** WHAT TO DO **
Please convert the lines from the first one up to and including the line with "444, 395, 463]" into a numbered list, leaving out any blank lines.

** RECORDS FOR PROCESSING **
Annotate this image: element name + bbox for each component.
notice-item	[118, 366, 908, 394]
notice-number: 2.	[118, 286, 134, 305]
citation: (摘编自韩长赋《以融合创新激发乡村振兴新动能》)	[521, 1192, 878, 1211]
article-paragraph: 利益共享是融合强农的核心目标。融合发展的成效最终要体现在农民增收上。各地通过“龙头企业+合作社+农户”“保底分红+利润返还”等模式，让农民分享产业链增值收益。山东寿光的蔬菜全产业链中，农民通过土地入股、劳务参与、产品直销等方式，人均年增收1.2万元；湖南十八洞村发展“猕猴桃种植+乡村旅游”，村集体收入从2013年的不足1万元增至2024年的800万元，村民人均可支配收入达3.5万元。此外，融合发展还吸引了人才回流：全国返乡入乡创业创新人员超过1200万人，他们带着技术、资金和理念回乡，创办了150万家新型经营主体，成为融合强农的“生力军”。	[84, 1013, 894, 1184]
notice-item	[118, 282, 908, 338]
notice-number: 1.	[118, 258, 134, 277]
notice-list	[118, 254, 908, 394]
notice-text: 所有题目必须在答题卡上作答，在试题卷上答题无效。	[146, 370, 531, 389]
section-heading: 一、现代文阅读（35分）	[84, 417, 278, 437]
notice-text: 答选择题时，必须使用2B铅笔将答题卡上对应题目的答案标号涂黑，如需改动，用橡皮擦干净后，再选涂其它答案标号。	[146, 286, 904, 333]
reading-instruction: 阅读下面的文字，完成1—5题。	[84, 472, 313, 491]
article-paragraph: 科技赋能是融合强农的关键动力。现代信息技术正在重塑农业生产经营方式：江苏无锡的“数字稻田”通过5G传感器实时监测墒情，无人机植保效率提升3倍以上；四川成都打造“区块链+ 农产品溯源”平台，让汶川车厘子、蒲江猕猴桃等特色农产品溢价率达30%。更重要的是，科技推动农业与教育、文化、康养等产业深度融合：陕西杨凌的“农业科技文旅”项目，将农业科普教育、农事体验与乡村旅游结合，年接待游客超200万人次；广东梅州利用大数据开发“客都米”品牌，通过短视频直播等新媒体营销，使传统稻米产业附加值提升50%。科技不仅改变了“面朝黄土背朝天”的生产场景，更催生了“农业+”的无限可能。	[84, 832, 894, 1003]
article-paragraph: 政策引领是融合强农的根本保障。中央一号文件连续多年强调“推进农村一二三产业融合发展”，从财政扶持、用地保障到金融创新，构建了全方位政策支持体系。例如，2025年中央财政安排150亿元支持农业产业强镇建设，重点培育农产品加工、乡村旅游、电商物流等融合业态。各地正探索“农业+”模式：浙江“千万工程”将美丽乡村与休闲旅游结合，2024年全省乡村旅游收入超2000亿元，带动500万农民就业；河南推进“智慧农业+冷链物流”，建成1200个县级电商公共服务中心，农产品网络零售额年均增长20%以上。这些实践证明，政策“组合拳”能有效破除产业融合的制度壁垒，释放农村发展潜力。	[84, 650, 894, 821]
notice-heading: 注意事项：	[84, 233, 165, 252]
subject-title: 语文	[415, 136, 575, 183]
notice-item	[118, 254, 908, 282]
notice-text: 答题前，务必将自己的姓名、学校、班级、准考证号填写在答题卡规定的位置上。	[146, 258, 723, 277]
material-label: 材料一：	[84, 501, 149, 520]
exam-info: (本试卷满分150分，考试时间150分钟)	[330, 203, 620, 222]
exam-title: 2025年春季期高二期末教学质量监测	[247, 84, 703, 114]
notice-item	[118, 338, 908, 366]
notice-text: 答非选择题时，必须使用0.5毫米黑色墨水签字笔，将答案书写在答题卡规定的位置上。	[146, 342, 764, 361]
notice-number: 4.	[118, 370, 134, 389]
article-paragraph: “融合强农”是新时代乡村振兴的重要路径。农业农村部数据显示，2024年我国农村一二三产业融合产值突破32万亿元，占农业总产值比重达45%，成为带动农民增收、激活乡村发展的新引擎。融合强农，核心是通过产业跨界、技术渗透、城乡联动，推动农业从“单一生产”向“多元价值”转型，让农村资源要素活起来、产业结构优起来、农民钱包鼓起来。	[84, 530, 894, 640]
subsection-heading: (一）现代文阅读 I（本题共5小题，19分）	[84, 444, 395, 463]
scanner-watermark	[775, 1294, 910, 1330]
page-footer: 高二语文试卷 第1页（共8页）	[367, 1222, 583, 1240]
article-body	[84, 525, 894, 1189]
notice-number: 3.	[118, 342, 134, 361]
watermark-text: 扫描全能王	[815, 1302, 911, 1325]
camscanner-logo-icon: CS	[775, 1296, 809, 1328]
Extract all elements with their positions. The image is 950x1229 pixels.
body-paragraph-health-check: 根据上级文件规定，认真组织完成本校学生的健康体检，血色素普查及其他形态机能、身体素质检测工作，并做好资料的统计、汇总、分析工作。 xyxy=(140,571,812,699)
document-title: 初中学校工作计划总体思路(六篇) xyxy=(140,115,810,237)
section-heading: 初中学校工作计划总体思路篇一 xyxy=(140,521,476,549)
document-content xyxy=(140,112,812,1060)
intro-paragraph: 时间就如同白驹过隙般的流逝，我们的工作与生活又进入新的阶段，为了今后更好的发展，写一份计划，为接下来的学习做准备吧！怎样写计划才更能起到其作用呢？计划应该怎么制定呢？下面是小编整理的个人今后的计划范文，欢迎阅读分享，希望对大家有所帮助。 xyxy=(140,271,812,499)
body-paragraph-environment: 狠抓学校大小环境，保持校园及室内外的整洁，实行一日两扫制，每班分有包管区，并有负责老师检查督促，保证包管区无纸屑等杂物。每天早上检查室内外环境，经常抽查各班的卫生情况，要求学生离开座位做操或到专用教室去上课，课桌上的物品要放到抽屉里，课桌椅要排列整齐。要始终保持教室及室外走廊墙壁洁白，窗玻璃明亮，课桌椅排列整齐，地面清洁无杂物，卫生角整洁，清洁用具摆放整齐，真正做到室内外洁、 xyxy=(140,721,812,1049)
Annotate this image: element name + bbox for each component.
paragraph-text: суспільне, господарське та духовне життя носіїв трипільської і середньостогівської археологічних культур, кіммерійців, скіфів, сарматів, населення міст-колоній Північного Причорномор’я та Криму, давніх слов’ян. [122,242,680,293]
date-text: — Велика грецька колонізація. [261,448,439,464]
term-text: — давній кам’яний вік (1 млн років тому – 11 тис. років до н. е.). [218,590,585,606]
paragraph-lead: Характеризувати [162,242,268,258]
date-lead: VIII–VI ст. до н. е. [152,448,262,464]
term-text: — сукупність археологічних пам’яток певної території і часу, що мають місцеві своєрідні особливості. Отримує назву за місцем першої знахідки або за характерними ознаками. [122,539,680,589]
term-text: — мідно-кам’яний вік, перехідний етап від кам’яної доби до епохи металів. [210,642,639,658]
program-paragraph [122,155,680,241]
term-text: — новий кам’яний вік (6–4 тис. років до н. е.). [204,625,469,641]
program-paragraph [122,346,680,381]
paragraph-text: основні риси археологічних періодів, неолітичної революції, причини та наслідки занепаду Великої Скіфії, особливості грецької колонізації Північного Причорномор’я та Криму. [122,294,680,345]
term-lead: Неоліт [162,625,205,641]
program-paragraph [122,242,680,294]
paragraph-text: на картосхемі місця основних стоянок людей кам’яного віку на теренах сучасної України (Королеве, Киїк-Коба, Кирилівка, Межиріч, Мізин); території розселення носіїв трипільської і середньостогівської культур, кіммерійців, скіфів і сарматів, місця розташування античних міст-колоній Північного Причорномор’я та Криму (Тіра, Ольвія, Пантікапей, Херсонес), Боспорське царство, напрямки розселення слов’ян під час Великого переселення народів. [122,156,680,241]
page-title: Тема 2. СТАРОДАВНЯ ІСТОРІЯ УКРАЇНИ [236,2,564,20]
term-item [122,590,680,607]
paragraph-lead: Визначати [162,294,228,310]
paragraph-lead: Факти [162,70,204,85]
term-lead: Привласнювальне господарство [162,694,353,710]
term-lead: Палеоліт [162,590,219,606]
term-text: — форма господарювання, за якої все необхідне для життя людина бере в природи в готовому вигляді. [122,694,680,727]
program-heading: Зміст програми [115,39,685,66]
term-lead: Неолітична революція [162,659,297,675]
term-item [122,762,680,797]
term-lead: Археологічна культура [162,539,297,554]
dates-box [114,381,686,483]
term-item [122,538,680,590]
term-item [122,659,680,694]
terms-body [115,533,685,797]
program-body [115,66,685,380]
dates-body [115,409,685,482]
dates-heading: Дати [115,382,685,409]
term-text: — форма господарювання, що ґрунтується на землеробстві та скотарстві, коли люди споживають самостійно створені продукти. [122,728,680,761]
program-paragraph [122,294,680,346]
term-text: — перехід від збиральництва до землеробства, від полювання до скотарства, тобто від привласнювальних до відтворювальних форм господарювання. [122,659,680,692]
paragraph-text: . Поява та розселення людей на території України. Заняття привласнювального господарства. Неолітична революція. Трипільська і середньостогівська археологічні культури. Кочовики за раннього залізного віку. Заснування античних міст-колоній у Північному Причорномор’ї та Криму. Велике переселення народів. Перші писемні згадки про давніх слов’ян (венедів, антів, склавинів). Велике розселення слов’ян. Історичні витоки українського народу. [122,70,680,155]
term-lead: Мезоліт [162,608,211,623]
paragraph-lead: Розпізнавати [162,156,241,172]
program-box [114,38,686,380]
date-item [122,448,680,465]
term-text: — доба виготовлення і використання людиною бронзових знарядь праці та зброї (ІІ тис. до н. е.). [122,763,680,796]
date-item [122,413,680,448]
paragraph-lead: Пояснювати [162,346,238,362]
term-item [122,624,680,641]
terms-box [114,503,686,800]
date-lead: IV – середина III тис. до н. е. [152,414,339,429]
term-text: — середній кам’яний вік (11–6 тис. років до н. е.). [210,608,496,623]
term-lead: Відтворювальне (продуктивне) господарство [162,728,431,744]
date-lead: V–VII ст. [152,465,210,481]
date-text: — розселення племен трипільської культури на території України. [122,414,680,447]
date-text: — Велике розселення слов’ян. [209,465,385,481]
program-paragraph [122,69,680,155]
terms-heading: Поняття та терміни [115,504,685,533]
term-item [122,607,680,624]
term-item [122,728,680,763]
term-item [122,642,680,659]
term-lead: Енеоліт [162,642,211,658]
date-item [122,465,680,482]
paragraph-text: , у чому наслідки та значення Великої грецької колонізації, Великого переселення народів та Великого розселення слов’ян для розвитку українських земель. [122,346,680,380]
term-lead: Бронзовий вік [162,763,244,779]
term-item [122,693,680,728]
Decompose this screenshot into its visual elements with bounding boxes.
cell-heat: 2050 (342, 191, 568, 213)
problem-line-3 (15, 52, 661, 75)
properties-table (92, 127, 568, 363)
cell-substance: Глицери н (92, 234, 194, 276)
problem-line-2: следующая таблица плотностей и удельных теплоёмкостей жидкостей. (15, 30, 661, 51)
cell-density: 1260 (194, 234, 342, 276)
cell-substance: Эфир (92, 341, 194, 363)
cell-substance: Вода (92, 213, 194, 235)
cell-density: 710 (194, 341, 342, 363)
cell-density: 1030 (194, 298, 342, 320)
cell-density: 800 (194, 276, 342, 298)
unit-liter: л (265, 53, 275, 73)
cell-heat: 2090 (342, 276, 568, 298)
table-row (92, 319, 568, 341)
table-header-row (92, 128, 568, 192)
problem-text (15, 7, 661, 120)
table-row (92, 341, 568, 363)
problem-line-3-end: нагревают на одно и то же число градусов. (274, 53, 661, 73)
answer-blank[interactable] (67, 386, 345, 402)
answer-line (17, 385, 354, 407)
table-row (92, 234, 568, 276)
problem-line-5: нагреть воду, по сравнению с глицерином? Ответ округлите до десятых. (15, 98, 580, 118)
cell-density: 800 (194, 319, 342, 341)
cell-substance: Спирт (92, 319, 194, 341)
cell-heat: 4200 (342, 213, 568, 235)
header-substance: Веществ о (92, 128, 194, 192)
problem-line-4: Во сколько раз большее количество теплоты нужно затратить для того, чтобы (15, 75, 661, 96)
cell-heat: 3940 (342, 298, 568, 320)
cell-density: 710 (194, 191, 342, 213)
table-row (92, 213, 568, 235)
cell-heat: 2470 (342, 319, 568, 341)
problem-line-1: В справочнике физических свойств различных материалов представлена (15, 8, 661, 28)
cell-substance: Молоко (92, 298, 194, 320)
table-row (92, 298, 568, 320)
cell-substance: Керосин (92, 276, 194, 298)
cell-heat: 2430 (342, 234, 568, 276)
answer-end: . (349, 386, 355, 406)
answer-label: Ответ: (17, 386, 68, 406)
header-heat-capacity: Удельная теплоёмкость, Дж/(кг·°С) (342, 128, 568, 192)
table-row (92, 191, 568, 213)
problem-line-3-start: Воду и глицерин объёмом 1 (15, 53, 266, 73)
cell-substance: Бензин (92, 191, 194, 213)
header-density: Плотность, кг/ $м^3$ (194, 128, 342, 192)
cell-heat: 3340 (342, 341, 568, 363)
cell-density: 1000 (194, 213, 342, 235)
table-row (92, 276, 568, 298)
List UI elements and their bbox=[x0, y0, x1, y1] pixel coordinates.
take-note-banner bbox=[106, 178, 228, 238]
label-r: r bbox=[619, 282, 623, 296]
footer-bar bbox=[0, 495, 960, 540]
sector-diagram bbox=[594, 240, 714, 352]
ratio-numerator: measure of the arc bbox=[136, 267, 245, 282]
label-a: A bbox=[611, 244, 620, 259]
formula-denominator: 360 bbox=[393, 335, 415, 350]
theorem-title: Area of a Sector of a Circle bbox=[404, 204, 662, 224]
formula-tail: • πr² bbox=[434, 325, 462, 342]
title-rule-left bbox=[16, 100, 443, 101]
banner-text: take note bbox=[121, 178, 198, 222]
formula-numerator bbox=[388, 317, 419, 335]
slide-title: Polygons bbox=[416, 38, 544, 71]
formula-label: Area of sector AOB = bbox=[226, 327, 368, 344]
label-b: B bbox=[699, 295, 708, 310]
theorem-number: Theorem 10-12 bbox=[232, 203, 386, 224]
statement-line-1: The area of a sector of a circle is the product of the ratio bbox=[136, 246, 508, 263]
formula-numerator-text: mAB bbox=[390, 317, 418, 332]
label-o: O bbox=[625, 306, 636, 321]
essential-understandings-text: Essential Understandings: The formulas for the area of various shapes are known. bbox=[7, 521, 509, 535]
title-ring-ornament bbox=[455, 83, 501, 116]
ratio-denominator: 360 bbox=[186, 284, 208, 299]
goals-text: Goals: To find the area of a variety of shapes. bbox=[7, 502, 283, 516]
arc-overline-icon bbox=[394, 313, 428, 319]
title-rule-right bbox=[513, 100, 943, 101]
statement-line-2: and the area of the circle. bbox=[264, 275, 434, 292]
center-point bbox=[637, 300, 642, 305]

** COMPLETE ANSWER **
1. Annotate this image: element name + bbox for each component.
2. notice-item	[118, 366, 908, 394]
3. notice-number: 2.	[118, 286, 134, 305]
4. citation: (摘编自韩长赋《以融合创新激发乡村振兴新动能》)	[521, 1192, 878, 1211]
5. article-paragraph: 利益共享是融合强农的核心目标。融合发展的成效最终要体现在农民增收上。各地通过“龙头企业+合作社+农户”“保底分红+利润返还”等模式，让农民分享产业链增值收益。山东寿光的蔬菜全产业链中，农民通过土地入股、劳务参与、产品直销等方式，人均年增收1.2万元；湖南十八洞村发展“猕猴桃种植+乡村旅游”，村集体收入从2013年的不足1万元增至2024年的800万元，村民人均可支配收入达3.5万元。此外，融合发展还吸引了人才回流：全国返乡入乡创业创新人员超过1200万人，他们带着技术、资金和理念回乡，创办了150万家新型经营主体，成为融合强农的“生力军”。	[84, 1013, 894, 1184]
6. notice-item	[118, 282, 908, 338]
7. notice-number: 1.	[118, 258, 134, 277]
8. notice-list	[118, 254, 908, 394]
9. notice-text: 所有题目必须在答题卡上作答，在试题卷上答题无效。	[146, 370, 531, 389]
10. section-heading: 一、现代文阅读（35分）	[84, 417, 278, 437]
11. notice-text: 答选择题时，必须使用2B铅笔将答题卡上对应题目的答案标号涂黑，如需改动，用橡皮擦干净后，再选涂其它答案标号。	[146, 286, 904, 333]
12. reading-instruction: 阅读下面的文字，完成1—5题。	[84, 472, 313, 491]
13. article-paragraph: 科技赋能是融合强农的关键动力。现代信息技术正在重塑农业生产经营方式：江苏无锡的“数字稻田”通过5G传感器实时监测墒情，无人机植保效率提升3倍以上；四川成都打造“区块链+ 农产品溯源”平台，让汶川车厘子、蒲江猕猴桃等特色农产品溢价率达30%。更重要的是，科技推动农业与教育、文化、康养等产业深度融合：陕西杨凌的“农业科技文旅”项目，将农业科普教育、农事体验与乡村旅游结合，年接待游客超200万人次；广东梅州利用大数据开发“客都米”品牌，通过短视频直播等新媒体营销，使传统稻米产业附加值提升50%。科技不仅改变了“面朝黄土背朝天”的生产场景，更催生了“农业+”的无限可能。	[84, 832, 894, 1003]
14. article-paragraph: 政策引领是融合强农的根本保障。中央一号文件连续多年强调“推进农村一二三产业融合发展”，从财政扶持、用地保障到金融创新，构建了全方位政策支持体系。例如，2025年中央财政安排150亿元支持农业产业强镇建设，重点培育农产品加工、乡村旅游、电商物流等融合业态。各地正探索“农业+”模式：浙江“千万工程”将美丽乡村与休闲旅游结合，2024年全省乡村旅游收入超2000亿元，带动500万农民就业；河南推进“智慧农业+冷链物流”，建成1200个县级电商公共服务中心，农产品网络零售额年均增长20%以上。这些实践证明，政策“组合拳”能有效破除产业融合的制度壁垒，释放农村发展潜力。	[84, 650, 894, 821]
15. notice-heading: 注意事项：	[84, 233, 165, 252]
16. subject-title: 语文	[415, 136, 575, 183]
17. notice-item	[118, 254, 908, 282]
18. notice-text: 答题前，务必将自己的姓名、学校、班级、准考证号填写在答题卡规定的位置上。	[146, 258, 723, 277]
19. material-label: 材料一：	[84, 501, 149, 520]
20. exam-info: (本试卷满分150分，考试时间150分钟)	[330, 203, 620, 222]
21. exam-title: 2025年春季期高二期末教学质量监测	[247, 84, 703, 114]
22. notice-item	[118, 338, 908, 366]
23. notice-text: 答非选择题时，必须使用0.5毫米黑色墨水签字笔，将答案书写在答题卡规定的位置上。	[146, 342, 764, 361]
24. notice-number: 4.	[118, 370, 134, 389]
25. article-paragraph: “融合强农”是新时代乡村振兴的重要路径。农业农村部数据显示，2024年我国农村一二三产业融合产值突破32万亿元，占农业总产值比重达45%，成为带动农民增收、激活乡村发展的新引擎。融合强农，核心是通过产业跨界、技术渗透、城乡联动，推动农业从“单一生产”向“多元价值”转型，让农村资源要素活起来、产业结构优起来、农民钱包鼓起来。	[84, 530, 894, 640]
26. subsection-heading: (一）现代文阅读 I（本题共5小题，19分）	[84, 444, 395, 463]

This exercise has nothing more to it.